CHALLENGE
From the start of the data up to and including the line with "654, 956, 669]", write the lines out again with "Ellipse" replaced by "Oval" and everything else left the same.

[Spatial annotation records]
## begin
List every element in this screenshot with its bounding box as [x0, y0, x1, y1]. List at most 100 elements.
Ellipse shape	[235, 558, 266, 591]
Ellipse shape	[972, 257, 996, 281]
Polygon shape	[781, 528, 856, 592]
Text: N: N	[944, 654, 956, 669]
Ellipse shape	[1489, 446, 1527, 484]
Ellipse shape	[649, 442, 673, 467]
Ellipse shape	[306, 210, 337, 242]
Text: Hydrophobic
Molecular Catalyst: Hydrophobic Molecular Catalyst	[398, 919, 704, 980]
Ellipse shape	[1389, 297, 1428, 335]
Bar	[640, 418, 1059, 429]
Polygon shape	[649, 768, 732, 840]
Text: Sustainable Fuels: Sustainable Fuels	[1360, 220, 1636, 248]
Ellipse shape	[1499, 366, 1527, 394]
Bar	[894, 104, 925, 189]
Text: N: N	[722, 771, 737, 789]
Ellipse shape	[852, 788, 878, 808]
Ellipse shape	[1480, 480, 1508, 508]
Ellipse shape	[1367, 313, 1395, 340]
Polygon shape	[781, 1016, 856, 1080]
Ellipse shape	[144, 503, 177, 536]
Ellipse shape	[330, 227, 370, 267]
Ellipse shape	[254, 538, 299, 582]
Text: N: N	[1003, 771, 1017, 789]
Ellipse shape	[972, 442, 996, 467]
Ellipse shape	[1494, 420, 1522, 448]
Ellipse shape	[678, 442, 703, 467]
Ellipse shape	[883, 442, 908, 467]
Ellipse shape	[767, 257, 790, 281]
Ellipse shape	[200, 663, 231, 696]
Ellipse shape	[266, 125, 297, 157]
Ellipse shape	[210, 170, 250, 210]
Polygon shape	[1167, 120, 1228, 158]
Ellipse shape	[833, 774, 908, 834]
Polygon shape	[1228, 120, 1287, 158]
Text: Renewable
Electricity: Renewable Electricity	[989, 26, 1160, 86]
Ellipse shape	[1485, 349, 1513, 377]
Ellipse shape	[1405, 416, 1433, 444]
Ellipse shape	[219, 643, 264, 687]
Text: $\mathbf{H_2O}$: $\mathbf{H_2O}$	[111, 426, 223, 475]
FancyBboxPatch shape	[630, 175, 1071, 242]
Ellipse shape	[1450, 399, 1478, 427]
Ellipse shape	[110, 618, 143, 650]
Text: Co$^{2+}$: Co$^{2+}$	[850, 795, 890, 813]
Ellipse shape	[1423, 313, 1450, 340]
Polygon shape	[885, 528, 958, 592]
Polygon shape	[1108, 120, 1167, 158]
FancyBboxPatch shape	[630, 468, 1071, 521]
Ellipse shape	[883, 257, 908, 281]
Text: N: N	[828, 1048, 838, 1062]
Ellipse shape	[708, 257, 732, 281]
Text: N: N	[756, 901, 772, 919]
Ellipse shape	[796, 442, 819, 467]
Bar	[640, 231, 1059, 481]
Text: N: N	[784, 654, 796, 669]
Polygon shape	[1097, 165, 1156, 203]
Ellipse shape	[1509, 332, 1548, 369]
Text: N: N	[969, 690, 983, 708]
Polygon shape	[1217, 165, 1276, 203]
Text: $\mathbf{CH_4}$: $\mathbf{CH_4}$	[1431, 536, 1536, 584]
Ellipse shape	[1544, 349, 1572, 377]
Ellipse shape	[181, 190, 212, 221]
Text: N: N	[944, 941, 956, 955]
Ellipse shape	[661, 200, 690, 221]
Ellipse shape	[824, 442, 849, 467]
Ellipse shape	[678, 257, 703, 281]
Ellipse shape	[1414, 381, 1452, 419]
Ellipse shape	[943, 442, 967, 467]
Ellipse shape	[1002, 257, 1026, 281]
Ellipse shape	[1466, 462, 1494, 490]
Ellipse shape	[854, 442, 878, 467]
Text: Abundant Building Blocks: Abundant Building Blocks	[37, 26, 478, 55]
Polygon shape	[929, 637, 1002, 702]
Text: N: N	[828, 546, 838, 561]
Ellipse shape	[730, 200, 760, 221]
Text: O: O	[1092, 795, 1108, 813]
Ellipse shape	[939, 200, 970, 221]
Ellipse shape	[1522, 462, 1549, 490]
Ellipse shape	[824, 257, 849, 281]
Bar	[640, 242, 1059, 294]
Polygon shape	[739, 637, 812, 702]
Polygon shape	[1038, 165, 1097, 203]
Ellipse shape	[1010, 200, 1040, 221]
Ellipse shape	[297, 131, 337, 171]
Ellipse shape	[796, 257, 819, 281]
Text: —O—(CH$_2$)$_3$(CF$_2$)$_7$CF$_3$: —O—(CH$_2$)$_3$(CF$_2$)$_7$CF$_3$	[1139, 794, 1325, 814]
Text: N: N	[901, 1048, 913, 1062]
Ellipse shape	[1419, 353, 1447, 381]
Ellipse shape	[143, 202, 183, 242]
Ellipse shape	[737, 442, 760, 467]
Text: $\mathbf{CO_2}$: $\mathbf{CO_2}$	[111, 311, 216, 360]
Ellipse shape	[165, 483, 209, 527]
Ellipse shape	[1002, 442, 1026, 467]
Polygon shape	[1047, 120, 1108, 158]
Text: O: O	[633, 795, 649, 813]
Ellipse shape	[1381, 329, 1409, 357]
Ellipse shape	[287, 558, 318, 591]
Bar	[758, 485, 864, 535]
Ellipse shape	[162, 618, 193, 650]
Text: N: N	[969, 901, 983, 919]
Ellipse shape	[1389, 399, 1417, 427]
## end
EXPECTED ANSWER
List every element in this screenshot with its bounding box as [x0, y0, x1, y1]. List at most 100 elements.
Oval shape	[235, 558, 266, 591]
Oval shape	[972, 257, 996, 281]
Polygon shape	[781, 528, 856, 592]
Text: N: N	[944, 654, 956, 669]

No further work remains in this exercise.